Each line below that contains "JSON" counts once; report the total and nothing more.

--- start Records to use ---

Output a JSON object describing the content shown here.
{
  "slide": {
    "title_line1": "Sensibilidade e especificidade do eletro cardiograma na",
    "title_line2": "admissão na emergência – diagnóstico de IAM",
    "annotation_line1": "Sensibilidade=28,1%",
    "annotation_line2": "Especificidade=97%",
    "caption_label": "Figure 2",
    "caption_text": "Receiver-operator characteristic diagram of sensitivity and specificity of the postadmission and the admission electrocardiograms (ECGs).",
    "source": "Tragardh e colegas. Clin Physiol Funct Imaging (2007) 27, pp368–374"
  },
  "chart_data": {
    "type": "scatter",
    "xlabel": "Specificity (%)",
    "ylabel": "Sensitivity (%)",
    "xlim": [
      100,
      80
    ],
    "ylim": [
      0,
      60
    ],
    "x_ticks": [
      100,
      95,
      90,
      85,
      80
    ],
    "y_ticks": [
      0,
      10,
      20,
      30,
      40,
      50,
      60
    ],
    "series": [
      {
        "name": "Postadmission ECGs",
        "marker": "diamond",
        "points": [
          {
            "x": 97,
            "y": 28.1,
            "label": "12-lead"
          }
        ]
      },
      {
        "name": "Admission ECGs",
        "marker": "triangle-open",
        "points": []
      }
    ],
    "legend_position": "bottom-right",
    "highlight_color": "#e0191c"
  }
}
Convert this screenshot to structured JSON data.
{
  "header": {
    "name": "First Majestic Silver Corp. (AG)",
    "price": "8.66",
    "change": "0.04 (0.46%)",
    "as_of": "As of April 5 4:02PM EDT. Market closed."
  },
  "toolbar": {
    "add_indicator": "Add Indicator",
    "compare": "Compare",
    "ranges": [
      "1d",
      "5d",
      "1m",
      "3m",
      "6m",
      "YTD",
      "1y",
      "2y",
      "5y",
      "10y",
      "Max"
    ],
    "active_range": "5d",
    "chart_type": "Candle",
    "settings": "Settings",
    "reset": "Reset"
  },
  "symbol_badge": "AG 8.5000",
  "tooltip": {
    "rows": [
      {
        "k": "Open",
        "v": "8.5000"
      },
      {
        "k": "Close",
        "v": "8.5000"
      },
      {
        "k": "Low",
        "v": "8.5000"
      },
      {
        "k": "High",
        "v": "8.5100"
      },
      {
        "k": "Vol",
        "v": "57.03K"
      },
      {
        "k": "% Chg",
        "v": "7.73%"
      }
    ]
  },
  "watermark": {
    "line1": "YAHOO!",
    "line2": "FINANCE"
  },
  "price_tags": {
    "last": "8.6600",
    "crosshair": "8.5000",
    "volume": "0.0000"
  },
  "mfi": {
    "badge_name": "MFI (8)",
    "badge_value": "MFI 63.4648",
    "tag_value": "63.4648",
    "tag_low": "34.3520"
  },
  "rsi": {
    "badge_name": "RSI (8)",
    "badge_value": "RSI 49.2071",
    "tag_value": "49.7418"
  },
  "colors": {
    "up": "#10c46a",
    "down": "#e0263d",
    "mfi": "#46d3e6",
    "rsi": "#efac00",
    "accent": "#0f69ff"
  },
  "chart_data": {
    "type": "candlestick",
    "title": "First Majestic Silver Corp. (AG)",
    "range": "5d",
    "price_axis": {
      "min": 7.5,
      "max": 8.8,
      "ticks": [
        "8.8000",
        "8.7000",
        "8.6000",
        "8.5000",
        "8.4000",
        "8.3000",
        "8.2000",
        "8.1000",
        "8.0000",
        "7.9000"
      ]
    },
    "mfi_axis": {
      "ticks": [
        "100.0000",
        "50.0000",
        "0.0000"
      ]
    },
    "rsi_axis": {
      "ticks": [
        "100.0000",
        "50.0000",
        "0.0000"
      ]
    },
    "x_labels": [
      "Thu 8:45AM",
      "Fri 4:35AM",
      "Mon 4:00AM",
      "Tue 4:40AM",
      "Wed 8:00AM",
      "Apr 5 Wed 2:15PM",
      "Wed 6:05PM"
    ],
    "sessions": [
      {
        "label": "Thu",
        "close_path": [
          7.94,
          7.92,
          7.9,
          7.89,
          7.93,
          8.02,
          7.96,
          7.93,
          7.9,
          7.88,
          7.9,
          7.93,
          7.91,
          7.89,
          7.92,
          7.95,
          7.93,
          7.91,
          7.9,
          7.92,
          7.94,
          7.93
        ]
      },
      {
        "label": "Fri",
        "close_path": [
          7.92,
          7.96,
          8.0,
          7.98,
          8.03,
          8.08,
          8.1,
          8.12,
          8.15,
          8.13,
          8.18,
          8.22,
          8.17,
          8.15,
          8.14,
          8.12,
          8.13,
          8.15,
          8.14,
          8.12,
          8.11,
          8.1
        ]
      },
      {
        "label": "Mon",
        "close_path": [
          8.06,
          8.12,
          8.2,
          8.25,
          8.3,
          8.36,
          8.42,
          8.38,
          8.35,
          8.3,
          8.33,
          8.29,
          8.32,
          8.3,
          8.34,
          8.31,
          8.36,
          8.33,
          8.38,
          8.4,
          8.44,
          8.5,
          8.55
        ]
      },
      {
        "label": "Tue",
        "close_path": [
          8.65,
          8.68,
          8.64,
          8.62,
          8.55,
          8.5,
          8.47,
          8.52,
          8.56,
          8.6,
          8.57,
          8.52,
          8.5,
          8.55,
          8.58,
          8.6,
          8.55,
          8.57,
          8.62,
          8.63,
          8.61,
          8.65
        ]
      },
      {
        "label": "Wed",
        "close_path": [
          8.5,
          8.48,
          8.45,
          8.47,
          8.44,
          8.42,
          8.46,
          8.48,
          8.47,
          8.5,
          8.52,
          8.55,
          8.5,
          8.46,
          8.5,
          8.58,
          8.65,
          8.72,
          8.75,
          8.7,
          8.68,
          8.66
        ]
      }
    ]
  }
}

--- end Records to use ---

• [Written response]:
2